> Request
Copy all the entries below exactly, but not the pictures.

> Entries shown
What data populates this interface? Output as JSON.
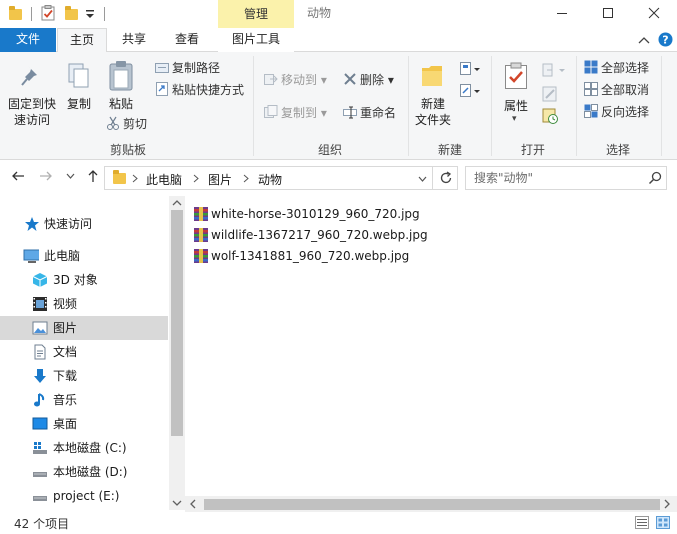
{
  "window": {
    "title": "动物",
    "context_tab": "管理"
  },
  "tabs": {
    "file": "文件",
    "home": "主页",
    "share": "共享",
    "view": "查看",
    "picture_tools": "图片工具"
  },
  "ribbon": {
    "clipboard": {
      "label": "剪贴板",
      "pin": "固定到快速访问",
      "copy": "复制",
      "paste": "粘贴",
      "copy_path": "复制路径",
      "paste_shortcut": "粘贴快捷方式",
      "cut": "剪切"
    },
    "organize": {
      "label": "组织",
      "move_to": "移动到",
      "copy_to": "复制到",
      "delete": "删除",
      "rename": "重命名"
    },
    "new": {
      "label": "新建",
      "new_folder": "新建\n文件夹"
    },
    "open": {
      "label": "打开",
      "properties": "属性"
    },
    "select": {
      "label": "选择",
      "select_all": "全部选择",
      "select_none": "全部取消",
      "invert": "反向选择"
    }
  },
  "address": {
    "crumbs": [
      "此电脑",
      "图片",
      "动物"
    ],
    "search_placeholder": "搜索\"动物\""
  },
  "nav": {
    "quick_access": "快速访问",
    "this_pc": "此电脑",
    "items": [
      "3D 对象",
      "视频",
      "图片",
      "文档",
      "下载",
      "音乐",
      "桌面",
      "本地磁盘 (C:)",
      "本地磁盘 (D:)",
      "project (E:)"
    ]
  },
  "files": [
    "white-horse-3010129_960_720.jpg",
    "wildlife-1367217_960_720.webp.jpg",
    "wolf-1341881_960_720.webp.jpg"
  ],
  "status": {
    "count": "42 个项目"
  },
  "colors": {
    "accent": "#1979ca",
    "context_tab": "#fbf2ab",
    "selected_nav": "#d9d9d9"
  }
}
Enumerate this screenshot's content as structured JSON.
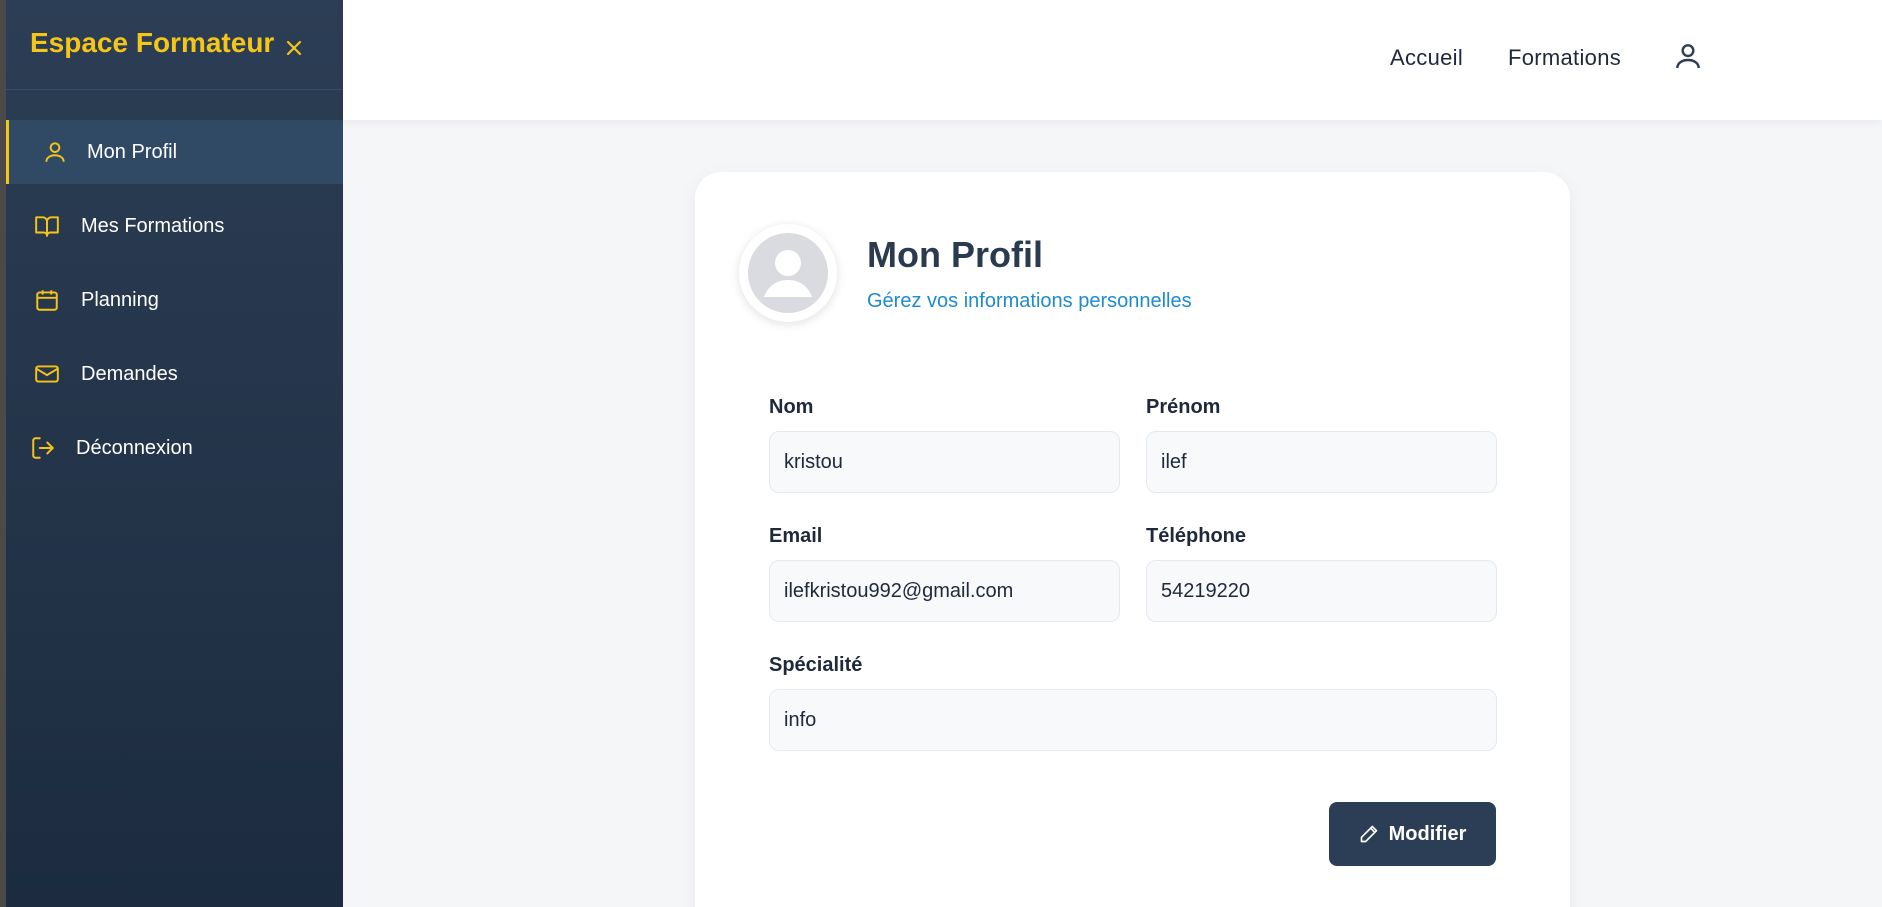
{
  "sidebar": {
    "title": "Espace Formateur",
    "close_icon": "close-icon",
    "items": [
      {
        "label": "Mon Profil",
        "icon": "user-icon",
        "active": true
      },
      {
        "label": "Mes Formations",
        "icon": "book-icon",
        "active": false
      },
      {
        "label": "Planning",
        "icon": "calendar-icon",
        "active": false
      },
      {
        "label": "Demandes",
        "icon": "mail-icon",
        "active": false
      },
      {
        "label": "Déconnexion",
        "icon": "logout-icon",
        "active": false
      }
    ]
  },
  "topbar": {
    "links": [
      "Accueil",
      "Formations"
    ],
    "user_icon": "user-icon"
  },
  "profile": {
    "title": "Mon Profil",
    "subtitle": "Gérez vos informations personnelles",
    "fields": {
      "nom": {
        "label": "Nom",
        "value": "kristou"
      },
      "prenom": {
        "label": "Prénom",
        "value": "ilef"
      },
      "email": {
        "label": "Email",
        "value": "ilefkristou992@gmail.com"
      },
      "telephone": {
        "label": "Téléphone",
        "value": "54219220"
      },
      "specialite": {
        "label": "Spécialité",
        "value": "info"
      }
    },
    "edit_button": "Modifier"
  },
  "colors": {
    "accent": "#f5c518",
    "sidebar_bg": "#2c3e55",
    "link_blue": "#1d8bd0",
    "button_bg": "#2c3e55"
  }
}
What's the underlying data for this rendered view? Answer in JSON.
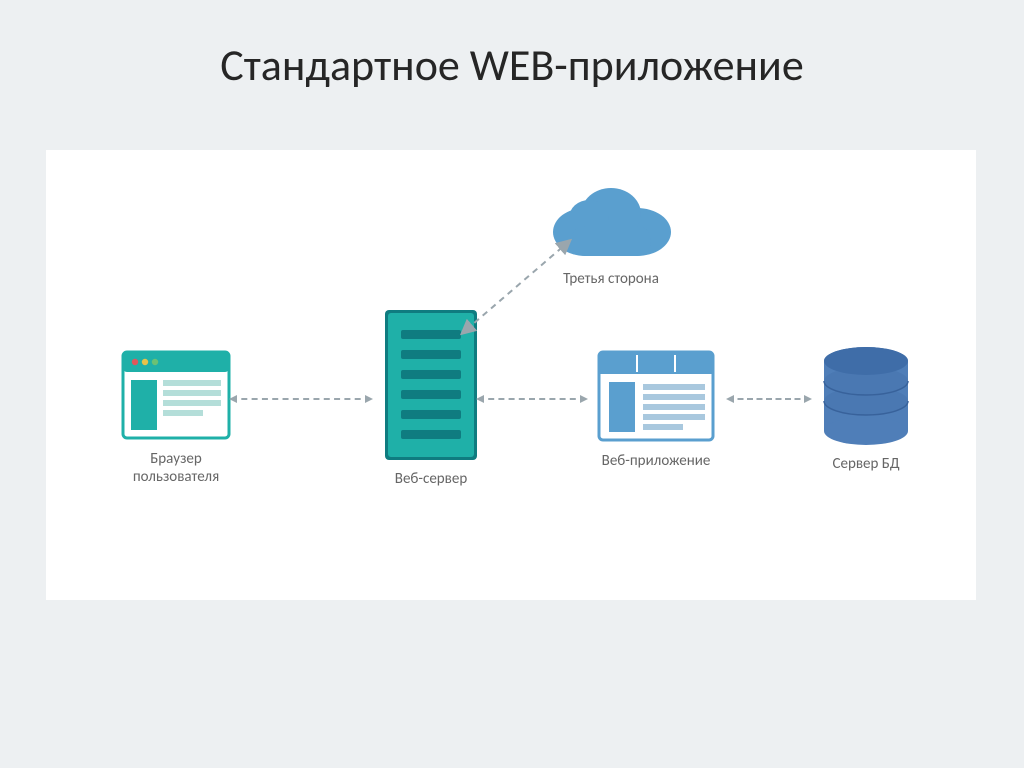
{
  "slide": {
    "title": "Стандартное WEB-приложение"
  },
  "nodes": {
    "browser": {
      "label_line1": "Браузер",
      "label_line2": "пользователя"
    },
    "server": {
      "label": "Веб-сервер"
    },
    "cloud": {
      "label": "Третья сторона"
    },
    "webapp": {
      "label": "Веб-приложение"
    },
    "db": {
      "label": "Сервер БД"
    }
  },
  "colors": {
    "teal": "#1fb0a8",
    "blue": "#5a9fcf",
    "blue_dark": "#3f6da8",
    "gray_line": "#9aa6ad",
    "label": "#666666"
  }
}
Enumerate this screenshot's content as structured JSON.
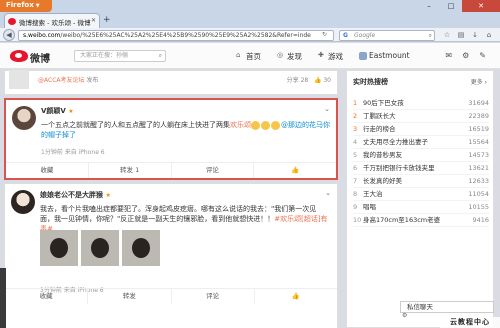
{
  "browser": {
    "app_button": "Firefox",
    "tab_title": "微博搜索 - 欢乐颂 - 微博",
    "url_domain": "s.weibo.com",
    "url_path": "/weibo/%25E6%25AC%25A2%25E4%25B9%2590%25E9%25A2%2582&Refer=inde",
    "search_placeholder": "Google",
    "search_engine_letter": "G"
  },
  "weibo_header": {
    "logo_text": "微博",
    "search_placeholder": "大家正在搜：孙俪",
    "nav": [
      {
        "label": "首页"
      },
      {
        "label": "发现"
      },
      {
        "label": "游戏"
      },
      {
        "label": "Eastmount"
      }
    ]
  },
  "feed": {
    "partial_post": {
      "source_prefix": "@ACCA考友论坛",
      "source_suffix": "发布",
      "share_count": "分享 28",
      "like_count": "30"
    },
    "posts": [
      {
        "user": "V颜颖V",
        "text_main": "一个五点之前就醒了的人和五点醒了的人躺在床上快进了两集",
        "link": "欢乐颂",
        "text_tail": "@那边的花马你的帽子掉了",
        "meta": "1分钟前 来自 iPhone 6",
        "actions": {
          "fav": "收藏",
          "repost": "转发 1",
          "comment": "评论"
        }
      },
      {
        "user": "娘娘老公不是大胖猴",
        "text_main": "我去，看个片我嗑出症都要犯了。浑身起鸡皮疙瘩。哪有这么说话的我去：\"我们第一次见面，我一见钟情，你呢？\"反正就是一副天生的镶邪脸，看到他就想快进！！",
        "link": "#欢乐颂[超话]有毒#",
        "meta": "3分钟前 来自 iPhone 6",
        "actions": {
          "fav": "收藏",
          "repost": "转发",
          "comment": "评论"
        }
      }
    ]
  },
  "sidebar": {
    "title": "实时热搜榜",
    "more": "更多 ›",
    "items": [
      {
        "rank": "1",
        "label": "90后下巴女孩",
        "count": "31694"
      },
      {
        "rank": "2",
        "label": "丁鹏跃长大",
        "count": "22389"
      },
      {
        "rank": "3",
        "label": "行走的榜合",
        "count": "16519"
      },
      {
        "rank": "4",
        "label": "丈夫用尽全力推出妻子",
        "count": "15564"
      },
      {
        "rank": "5",
        "label": "我的昔秒男友",
        "count": "14573"
      },
      {
        "rank": "6",
        "label": "千万别把银行卡放钱夹里",
        "count": "13621"
      },
      {
        "rank": "7",
        "label": "长发真的好美",
        "count": "12633"
      },
      {
        "rank": "8",
        "label": "王大治",
        "count": "11054"
      },
      {
        "rank": "9",
        "label": "唱唱",
        "count": "10155"
      },
      {
        "rank": "10",
        "label": "身高170cm至163cm老婆",
        "count": "9416"
      }
    ]
  },
  "footer": {
    "chat": "私信聊天",
    "watermark": "云教程中心"
  }
}
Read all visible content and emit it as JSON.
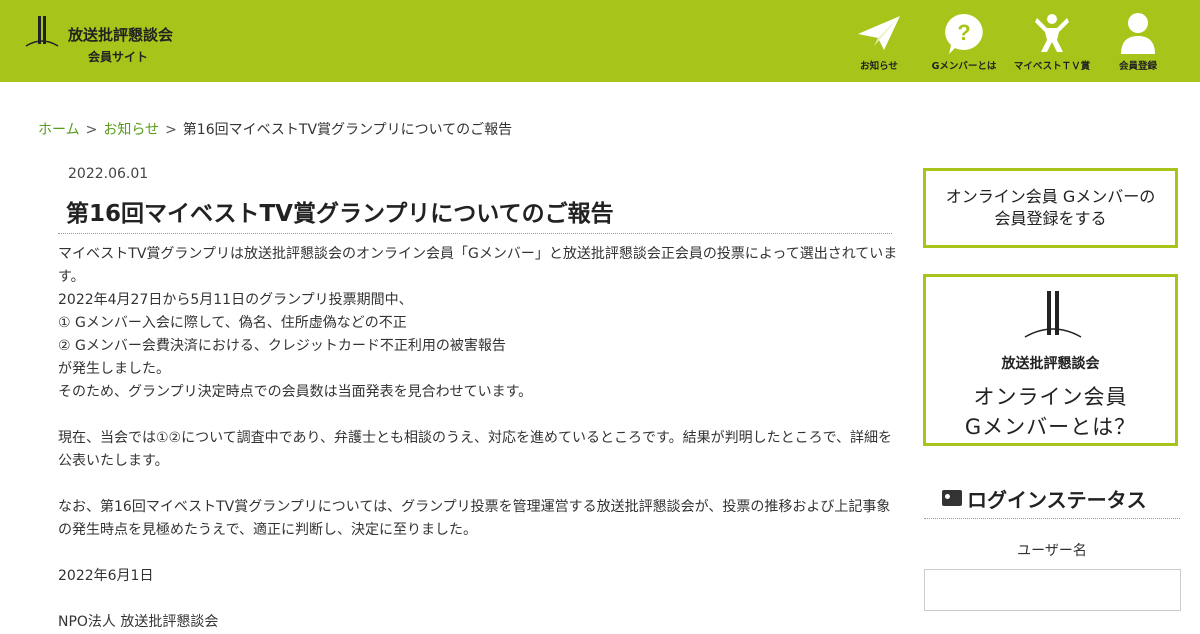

> Answer for this exercise
What data populates this interface? Output as JSON.
{
  "window": {
    "title": "动物",
    "context_tab": "管理"
  },
  "tabs": {
    "file": "文件",
    "home": "主页",
    "share": "共享",
    "view": "查看",
    "picture_tools": "图片工具"
  },
  "ribbon": {
    "clipboard": {
      "label": "剪贴板",
      "pin": "固定到快速访问",
      "copy": "复制",
      "paste": "粘贴",
      "copy_path": "复制路径",
      "paste_shortcut": "粘贴快捷方式",
      "cut": "剪切"
    },
    "organize": {
      "label": "组织",
      "move_to": "移动到",
      "copy_to": "复制到",
      "delete": "删除",
      "rename": "重命名"
    },
    "new": {
      "label": "新建",
      "new_folder": "新建\n文件夹"
    },
    "open": {
      "label": "打开",
      "properties": "属性"
    },
    "select": {
      "label": "选择",
      "select_all": "全部选择",
      "select_none": "全部取消",
      "invert": "反向选择"
    }
  },
  "address": {
    "crumbs": [
      "此电脑",
      "图片",
      "动物"
    ],
    "search_placeholder": "搜索\"动物\""
  },
  "nav": {
    "quick_access": "快速访问",
    "this_pc": "此电脑",
    "items": [
      "3D 对象",
      "视频",
      "图片",
      "文档",
      "下载",
      "音乐",
      "桌面",
      "本地磁盘 (C:)",
      "本地磁盘 (D:)",
      "project (E:)"
    ]
  },
  "files": [
    "white-horse-3010129_960_720.jpg",
    "wildlife-1367217_960_720.webp.jpg",
    "wolf-1341881_960_720.webp.jpg"
  ],
  "status": {
    "count": "42 个项目"
  },
  "colors": {
    "accent": "#1979ca",
    "context_tab": "#fbf2ab",
    "selected_nav": "#d9d9d9"
  }
}
Enumerate this screenshot's content as structured JSON.
{
  "sidebar": {
    "title": "Espace Formateur",
    "close_icon": "close-icon",
    "items": [
      {
        "label": "Mon Profil",
        "icon": "user-icon",
        "active": true
      },
      {
        "label": "Mes Formations",
        "icon": "book-icon",
        "active": false
      },
      {
        "label": "Planning",
        "icon": "calendar-icon",
        "active": false
      },
      {
        "label": "Demandes",
        "icon": "mail-icon",
        "active": false
      },
      {
        "label": "Déconnexion",
        "icon": "logout-icon",
        "active": false
      }
    ]
  },
  "topbar": {
    "links": [
      "Accueil",
      "Formations"
    ],
    "user_icon": "user-icon"
  },
  "profile": {
    "title": "Mon Profil",
    "subtitle": "Gérez vos informations personnelles",
    "fields": {
      "nom": {
        "label": "Nom",
        "value": "kristou"
      },
      "prenom": {
        "label": "Prénom",
        "value": "ilef"
      },
      "email": {
        "label": "Email",
        "value": "ilefkristou992@gmail.com"
      },
      "telephone": {
        "label": "Téléphone",
        "value": "54219220"
      },
      "specialite": {
        "label": "Spécialité",
        "value": "info"
      }
    },
    "edit_button": "Modifier"
  },
  "colors": {
    "accent": "#f5c518",
    "sidebar_bg": "#2c3e55",
    "link_blue": "#1d8bd0",
    "button_bg": "#2c3e55"
  }
}
What's the underlying data for this rendered view? Answer in JSON.
{
  "slide": {
    "title": "Стандартное WEB-приложение"
  },
  "nodes": {
    "browser": {
      "label_line1": "Браузер",
      "label_line2": "пользователя"
    },
    "server": {
      "label": "Веб-сервер"
    },
    "cloud": {
      "label": "Третья сторона"
    },
    "webapp": {
      "label": "Веб-приложение"
    },
    "db": {
      "label": "Сервер БД"
    }
  },
  "colors": {
    "teal": "#1fb0a8",
    "blue": "#5a9fcf",
    "blue_dark": "#3f6da8",
    "gray_line": "#9aa6ad",
    "label": "#666666"
  }
}
Enumerate this screenshot's content as structured JSON.
{
  "browser": {
    "app_button": "Firefox",
    "tab_title": "微博搜索 - 欢乐颂 - 微博",
    "url_domain": "s.weibo.com",
    "url_path": "/weibo/%25E6%25AC%25A2%25E4%25B9%2590%25E9%25A2%2582&Refer=inde",
    "search_placeholder": "Google",
    "search_engine_letter": "G"
  },
  "weibo_header": {
    "logo_text": "微博",
    "search_placeholder": "大家正在搜：孙俪",
    "nav": [
      {
        "label": "首页"
      },
      {
        "label": "发现"
      },
      {
        "label": "游戏"
      },
      {
        "label": "Eastmount"
      }
    ]
  },
  "feed": {
    "partial_post": {
      "source_prefix": "@ACCA考友论坛",
      "source_suffix": "发布",
      "share_count": "分享 28",
      "like_count": "30"
    },
    "posts": [
      {
        "user": "V颜颖V",
        "text_main": "一个五点之前就醒了的人和五点醒了的人躺在床上快进了两集",
        "link": "欢乐颂",
        "text_tail": "@那边的花马你的帽子掉了",
        "meta": "1分钟前 来自 iPhone 6",
        "actions": {
          "fav": "收藏",
          "repost": "转发 1",
          "comment": "评论"
        }
      },
      {
        "user": "娘娘老公不是大胖猴",
        "text_main": "我去，看个片我嗑出症都要犯了。浑身起鸡皮疙瘩。哪有这么说话的我去：\"我们第一次见面，我一见钟情，你呢？\"反正就是一副天生的镶邪脸，看到他就想快进！！",
        "link": "#欢乐颂[超话]有毒#",
        "meta": "3分钟前 来自 iPhone 6",
        "actions": {
          "fav": "收藏",
          "repost": "转发",
          "comment": "评论"
        }
      }
    ]
  },
  "sidebar": {
    "title": "实时热搜榜",
    "more": "更多 ›",
    "items": [
      {
        "rank": "1",
        "label": "90后下巴女孩",
        "count": "31694"
      },
      {
        "rank": "2",
        "label": "丁鹏跃长大",
        "count": "22389"
      },
      {
        "rank": "3",
        "label": "行走的榜合",
        "count": "16519"
      },
      {
        "rank": "4",
        "label": "丈夫用尽全力推出妻子",
        "count": "15564"
      },
      {
        "rank": "5",
        "label": "我的昔秒男友",
        "count": "14573"
      },
      {
        "rank": "6",
        "label": "千万别把银行卡放钱夹里",
        "count": "13621"
      },
      {
        "rank": "7",
        "label": "长发真的好美",
        "count": "12633"
      },
      {
        "rank": "8",
        "label": "王大治",
        "count": "11054"
      },
      {
        "rank": "9",
        "label": "唱唱",
        "count": "10155"
      },
      {
        "rank": "10",
        "label": "身高170cm至163cm老婆",
        "count": "9416"
      }
    ]
  },
  "footer": {
    "chat": "私信聊天",
    "watermark": "云教程中心"
  }
}
Read all visible content and emit it as JSON.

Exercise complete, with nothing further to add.